(Data records)
####################

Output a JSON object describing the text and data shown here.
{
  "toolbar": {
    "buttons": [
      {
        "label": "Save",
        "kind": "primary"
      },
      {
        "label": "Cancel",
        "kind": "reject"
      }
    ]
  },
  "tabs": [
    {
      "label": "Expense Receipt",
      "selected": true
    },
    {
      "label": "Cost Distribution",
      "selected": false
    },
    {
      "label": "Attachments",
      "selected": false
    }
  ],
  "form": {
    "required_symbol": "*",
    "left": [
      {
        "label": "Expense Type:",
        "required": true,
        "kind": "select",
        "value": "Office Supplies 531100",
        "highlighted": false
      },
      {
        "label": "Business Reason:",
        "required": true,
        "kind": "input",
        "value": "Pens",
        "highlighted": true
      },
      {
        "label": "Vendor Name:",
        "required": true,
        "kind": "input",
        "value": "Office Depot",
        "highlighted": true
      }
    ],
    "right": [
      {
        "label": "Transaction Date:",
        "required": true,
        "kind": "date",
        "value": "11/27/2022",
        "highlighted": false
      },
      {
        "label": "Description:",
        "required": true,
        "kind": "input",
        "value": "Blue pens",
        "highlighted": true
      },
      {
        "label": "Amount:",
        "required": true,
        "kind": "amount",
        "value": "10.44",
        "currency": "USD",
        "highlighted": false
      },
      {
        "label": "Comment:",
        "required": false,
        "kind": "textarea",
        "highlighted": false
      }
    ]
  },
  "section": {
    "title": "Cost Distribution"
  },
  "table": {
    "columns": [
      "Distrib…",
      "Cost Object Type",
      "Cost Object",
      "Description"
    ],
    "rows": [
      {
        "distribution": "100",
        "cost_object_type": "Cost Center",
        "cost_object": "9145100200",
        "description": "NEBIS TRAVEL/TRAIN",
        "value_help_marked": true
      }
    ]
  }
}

####################

= Task description =
Give all the records again. Match them exactly.

= Task answer =
Output a JSON object describing the text and data shown here.
{
  "toolbar": {
    "buttons": [
      {
        "label": "Save",
        "kind": "primary"
      },
      {
        "label": "Cancel",
        "kind": "reject"
      }
    ]
  },
  "tabs": [
    {
      "label": "Expense Receipt",
      "selected": true
    },
    {
      "label": "Cost Distribution",
      "selected": false
    },
    {
      "label": "Attachments",
      "selected": false
    }
  ],
  "form": {
    "required_symbol": "*",
    "left": [
      {
        "label": "Expense Type:",
        "required": true,
        "kind": "select",
        "value": "Office Supplies 531100",
        "highlighted": false
      },
      {
        "label": "Business Reason:",
        "required": true,
        "kind": "input",
        "value": "Pens",
        "highlighted": true
      },
      {
        "label": "Vendor Name:",
        "required": true,
        "kind": "input",
        "value": "Office Depot",
        "highlighted": true
      }
    ],
    "right": [
      {
        "label": "Transaction Date:",
        "required": true,
        "kind": "date",
        "value": "11/27/2022",
        "highlighted": false
      },
      {
        "label": "Description:",
        "required": true,
        "kind": "input",
        "value": "Blue pens",
        "highlighted": true
      },
      {
        "label": "Amount:",
        "required": true,
        "kind": "amount",
        "value": "10.44",
        "currency": "USD",
        "highlighted": false
      },
      {
        "label": "Comment:",
        "required": false,
        "kind": "textarea",
        "highlighted": false
      }
    ]
  },
  "section": {
    "title": "Cost Distribution"
  },
  "table": {
    "columns": [
      "Distrib…",
      "Cost Object Type",
      "Cost Object",
      "Description"
    ],
    "rows": [
      {
        "distribution": "100",
        "cost_object_type": "Cost Center",
        "cost_object": "9145100200",
        "description": "NEBIS TRAVEL/TRAIN",
        "value_help_marked": true
      }
    ]
  }
}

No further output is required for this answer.